We start by outlining how mathematics is built and introducing the mathematical language, in particular we show some conventions that need to be understood. Then we look at proofs.

Mathematics is a study of artificial worlds of thought that have one important feature: Everything is black or white there, therefore formal logic can be applied, in particular the results one gets are totally reliable since their truthfullness is proved. To see how one gets there we have to start at the beginning. Mathematics studies objects, but not real ones (stones, frogs, stars) but rather ideal objects, or better yet, cathegories of ideal objects. One such cathegory may be real numbers, another cathegory can be even numbers, another one may be real functions etc.

If we want to have reliable answers, we need these cathegories to be clear, without any grays. For instance, when we take some number, then it must be clear whether it is an even number or not. In other words, there must be some test that gives definite answers. In this case the test is simple, you try to express the given number as a double of an integer. If it can be done, you've got yourself an even number, otherwise not. The great thing about it is that everybody, anywhere in the world, can make the same test and arrives at exactly the same answer.

Hopefully you appreciate by now how crucial such a clear-cut situation is. This is a big difference compared to art (no test whether something is beautiful or not), psychology (no definite test whether somebody is normal or not), philosophy etc. This lack of precision is what makes reliable results impossible in these fields.

Back to mathematics. Obviously before we start investigating something, we
have to first make clear what we actually talk about, that is, define
precisely what objects we investigate. Thus mathematical texts traditionally
start with definitions. A **definition** is just a piece of text where we
introduce some new cathegory (a name for an object or its property) and a
test that allows us to decide whether an arbitrary object we pick does
belong to this new cathegory or not.

Writing such a definition (or any other mathematical statement) using purely logical symbols would be possible, but also very hard to decipher. Therefore you rarely find those beautiful logical connectives in mathematical books and papers, they are hard on the eyes and mathematicians prefer to see human words when possible. Thus mathematics developed a language of its own which makes logical statements more similar to the way normal humans talk, but preserving precision of thought. Along the way it developed some quirks that one should know about in order to understand things properly.

For example, a definition of an even number may look like this.

Let

nbe an integer. We say that it isevenif there is an integerksuch thatn= 2⋅k.

• _Task 1_
In the text on how mathematics is built, what do mathematical texts traditionally start with?
• _Task 2_
Name the fields that the text on how mathematics is built contrasts with mathematics for lacking a definite test.
• _Task 3_
Continue the text on how mathematics is built from where it stops.

• _Data section_
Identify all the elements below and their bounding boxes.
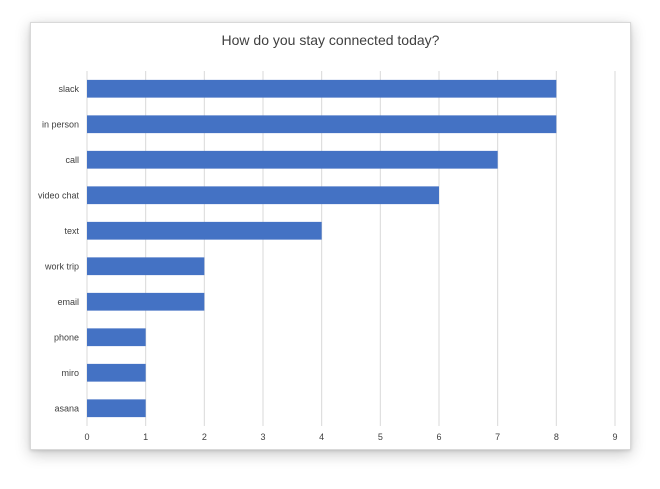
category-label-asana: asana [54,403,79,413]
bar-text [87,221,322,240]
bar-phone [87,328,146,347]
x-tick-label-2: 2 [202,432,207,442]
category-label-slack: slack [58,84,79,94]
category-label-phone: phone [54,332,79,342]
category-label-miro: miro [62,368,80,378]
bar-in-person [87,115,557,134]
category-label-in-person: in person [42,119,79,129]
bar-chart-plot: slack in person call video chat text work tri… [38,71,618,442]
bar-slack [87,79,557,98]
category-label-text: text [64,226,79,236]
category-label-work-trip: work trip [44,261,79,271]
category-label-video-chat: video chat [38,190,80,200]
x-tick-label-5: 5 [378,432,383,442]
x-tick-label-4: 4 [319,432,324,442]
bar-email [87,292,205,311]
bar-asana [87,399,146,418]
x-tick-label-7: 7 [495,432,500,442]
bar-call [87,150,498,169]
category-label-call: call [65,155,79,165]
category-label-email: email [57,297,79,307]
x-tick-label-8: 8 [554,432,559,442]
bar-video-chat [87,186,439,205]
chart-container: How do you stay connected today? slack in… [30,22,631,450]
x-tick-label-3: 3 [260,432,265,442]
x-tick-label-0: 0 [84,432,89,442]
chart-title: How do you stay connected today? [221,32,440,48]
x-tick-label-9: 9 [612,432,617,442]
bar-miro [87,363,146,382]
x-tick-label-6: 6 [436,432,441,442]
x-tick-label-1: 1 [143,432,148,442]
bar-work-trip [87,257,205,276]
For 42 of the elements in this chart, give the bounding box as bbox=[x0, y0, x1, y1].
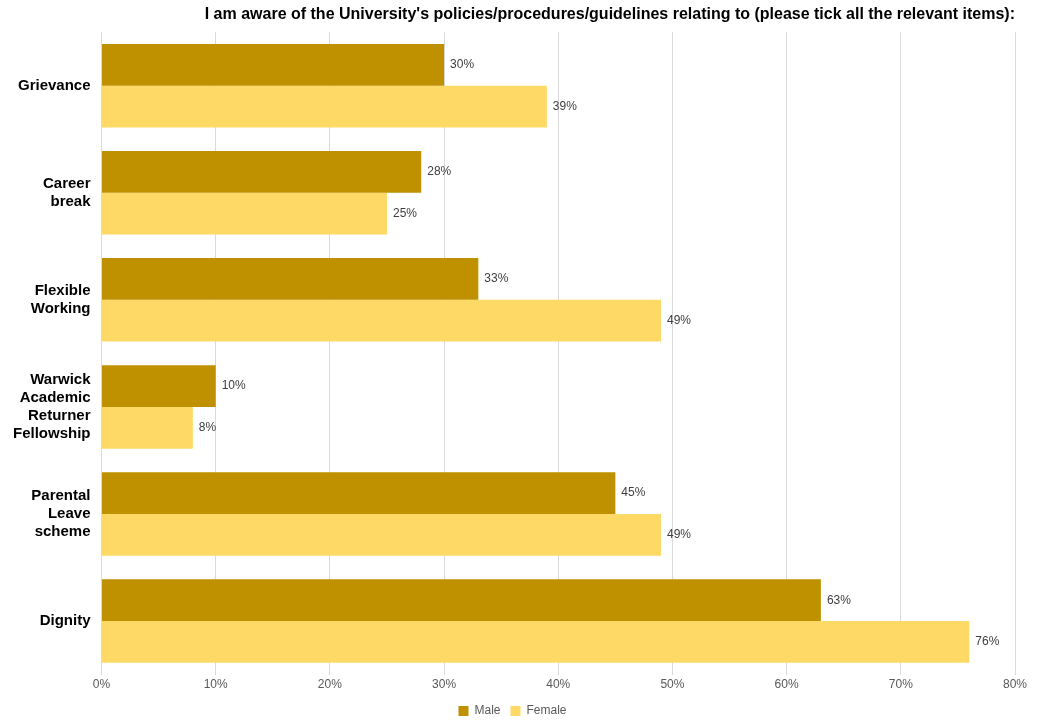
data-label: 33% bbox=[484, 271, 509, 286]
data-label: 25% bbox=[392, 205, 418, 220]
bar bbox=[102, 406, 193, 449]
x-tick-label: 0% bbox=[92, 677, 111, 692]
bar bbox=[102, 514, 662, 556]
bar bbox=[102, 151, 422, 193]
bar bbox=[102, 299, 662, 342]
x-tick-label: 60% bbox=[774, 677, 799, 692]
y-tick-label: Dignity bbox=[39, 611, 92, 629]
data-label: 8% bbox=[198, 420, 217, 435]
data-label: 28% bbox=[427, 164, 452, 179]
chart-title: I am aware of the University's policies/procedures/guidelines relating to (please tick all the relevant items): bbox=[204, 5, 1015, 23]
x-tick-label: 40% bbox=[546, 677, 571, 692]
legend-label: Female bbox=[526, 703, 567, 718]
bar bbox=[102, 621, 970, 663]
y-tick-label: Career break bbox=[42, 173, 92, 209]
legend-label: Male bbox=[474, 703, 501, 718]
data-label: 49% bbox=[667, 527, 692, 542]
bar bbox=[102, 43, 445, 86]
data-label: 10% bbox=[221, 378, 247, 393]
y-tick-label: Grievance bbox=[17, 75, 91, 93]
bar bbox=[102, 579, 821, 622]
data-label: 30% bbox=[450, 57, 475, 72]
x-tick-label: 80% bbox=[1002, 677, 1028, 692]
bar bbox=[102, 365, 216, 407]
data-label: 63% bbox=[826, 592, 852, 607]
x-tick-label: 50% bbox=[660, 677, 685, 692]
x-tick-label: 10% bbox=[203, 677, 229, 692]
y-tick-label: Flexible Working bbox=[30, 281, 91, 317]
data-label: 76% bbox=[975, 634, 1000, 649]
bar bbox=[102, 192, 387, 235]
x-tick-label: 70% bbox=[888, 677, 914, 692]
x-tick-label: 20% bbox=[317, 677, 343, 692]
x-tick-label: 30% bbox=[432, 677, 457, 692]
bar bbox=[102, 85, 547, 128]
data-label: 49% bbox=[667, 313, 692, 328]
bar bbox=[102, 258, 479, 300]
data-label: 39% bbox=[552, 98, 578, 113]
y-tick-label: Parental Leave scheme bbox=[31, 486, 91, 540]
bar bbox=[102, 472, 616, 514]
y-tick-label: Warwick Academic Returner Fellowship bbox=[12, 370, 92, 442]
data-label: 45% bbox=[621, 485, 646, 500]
* * *
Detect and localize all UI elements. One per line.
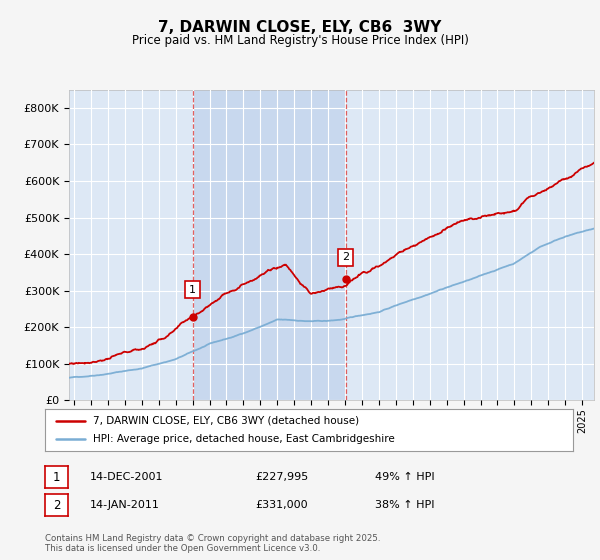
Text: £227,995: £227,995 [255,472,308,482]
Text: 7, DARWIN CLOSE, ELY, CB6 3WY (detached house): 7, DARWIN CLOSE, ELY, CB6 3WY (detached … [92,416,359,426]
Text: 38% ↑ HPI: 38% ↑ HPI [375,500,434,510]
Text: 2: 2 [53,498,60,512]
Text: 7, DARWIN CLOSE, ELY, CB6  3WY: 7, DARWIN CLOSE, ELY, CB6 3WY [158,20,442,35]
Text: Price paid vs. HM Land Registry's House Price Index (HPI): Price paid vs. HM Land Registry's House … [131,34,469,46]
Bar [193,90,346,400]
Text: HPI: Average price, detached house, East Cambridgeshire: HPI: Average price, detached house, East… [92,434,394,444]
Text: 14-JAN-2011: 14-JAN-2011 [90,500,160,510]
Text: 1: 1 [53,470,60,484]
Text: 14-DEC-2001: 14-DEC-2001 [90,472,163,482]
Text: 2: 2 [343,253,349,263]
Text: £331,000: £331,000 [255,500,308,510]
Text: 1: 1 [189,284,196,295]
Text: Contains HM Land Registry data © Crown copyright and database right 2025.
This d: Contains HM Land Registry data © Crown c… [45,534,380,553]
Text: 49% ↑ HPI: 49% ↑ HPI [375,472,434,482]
* * *
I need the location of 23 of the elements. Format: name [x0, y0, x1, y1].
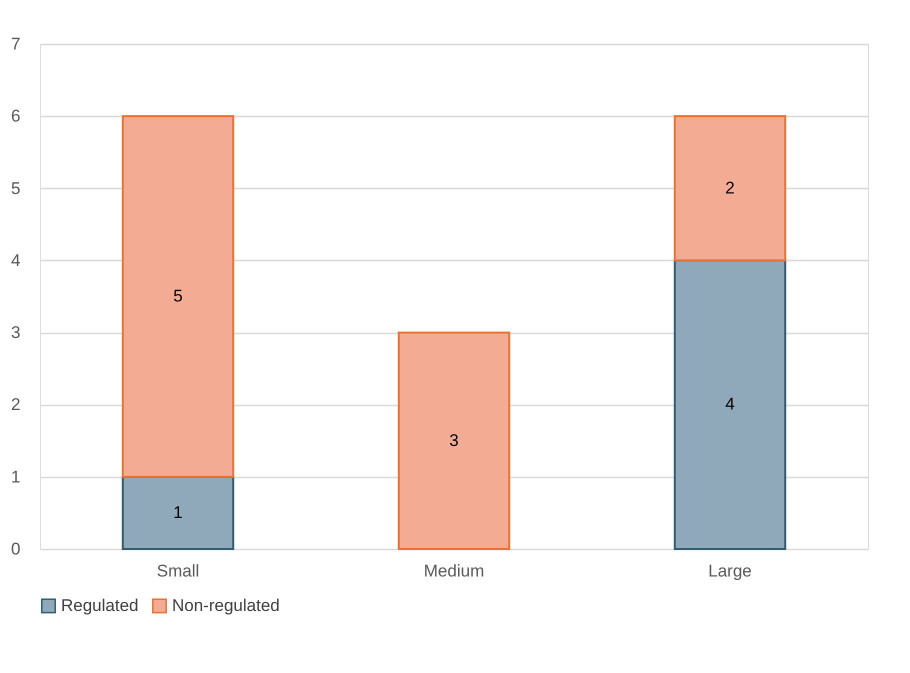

• _Final result 1_
Definitions.

• _Final result 2_
Art, psychology, philosophy

• _Final result 3_
The first sentence is a preamble, an introduction that focuses our attention
on a specific type of object that is already known (defined). In the second
sentence we single out a special kind of integers (even ones) using a
condition that decides whether an integer has this new property or not. Note
that the preamble is not really necessary and we may also use a different
cathegory there, for instance we may let *n* belong to the set of real
numbers or even try for something more general. Allowing more objects into
play does not spoil anything, since numbers other than integers have no
chance of passing the test of being even anyway. But it might make it harder
for the reader, so we usually use the first sentence to focus our attention
to objects where the new notion makes sense.

In general, a definition typically has the following form.

We say that an object *x* satisfies property *P* (or we call this
object *P*) if it satisfies the following condition *C*.

The idea is simple. When you are given an object, you apply the specified
test and depending on the outcome, this particular object either is or is
not called *P*. Note that there is a two-way relationship, which means
logical equivalence. However, the definition above is written in the form
of implication! This is because of tradition, for some reason
mathematicians decided long time ago to write definitions as implications
and it stuck.
Although it is not technically correct, all mathematicians and their dogs
know that in fact definitions are equivalences, so they feel no need to
change this tradition, after all, if something has been happening for over a
hundred years in most languages, it is really hard to change. You can think
of it as a trade secret, definitions are equivalences although they are
not written as such.

This is essentially the only open breach between mathematical language and
formal logic. Now we pass on. Having defined some types of objects, we start
investigating them and discover some facts about them, that is, some
**statements** that are always true in the world of mathematics,
we often call them theorems. Again, we prefer to use a more
human language when stating them.

To show that we will consider one typical mathematical statement (a theorem in the form of implication) and look at various ways in which mathematicians can express it. Since there are no strict rules, the opinion on what is proper varies according to how picky a particular mathematician is. Some are really into formal correctness (in my misspent youth I even went as far as really writing definitions as equivalences, but I got to my senses since), some are more interested in how well things read. A typical theorem in a book may look like this.

Theorem.

Letfbe a function defined on some open intervalI. Iffis differentiable onI, then it is also continuous onI.

Again we start with a preamble, it states what objects we will talk about in this theorem. Again, while this form is used perhaps most often, it is not completely correct from logical point of view as written. Namely, the word "arbitrary" is missing at two crucial places. We want this theorem to work for all functions on all intervals. A better version may therefore be the following one.

Theorem.

Letfbe an arbitrary function defined on an arbitrary open intervalI. Iffis differentiable onI, then it is also continuous onI.

However, very few mathematicians are picky enough to actually write it like this. Thus we have another convention to remember: The word "let" in preambles has "for every" hidden in it, unless specified otherwise (say, a theorem may also start "Let there exist something", then it is an existencial quantifier there). Correct translation of out theorem into logical language would therefore be

Theorem.

For every open intervalIand for every functionfdefined onIthe following is true: Iffis differentiable onI, then it is also continuous onI.

Now it is written exactly in the proper logical way, so one can even rewrite it using quantifiers:

Theorem.

∀a<b∈ ℝ^{*}∀fa function onI= (a,b): (fis differentiable onI=>fis continuous onI).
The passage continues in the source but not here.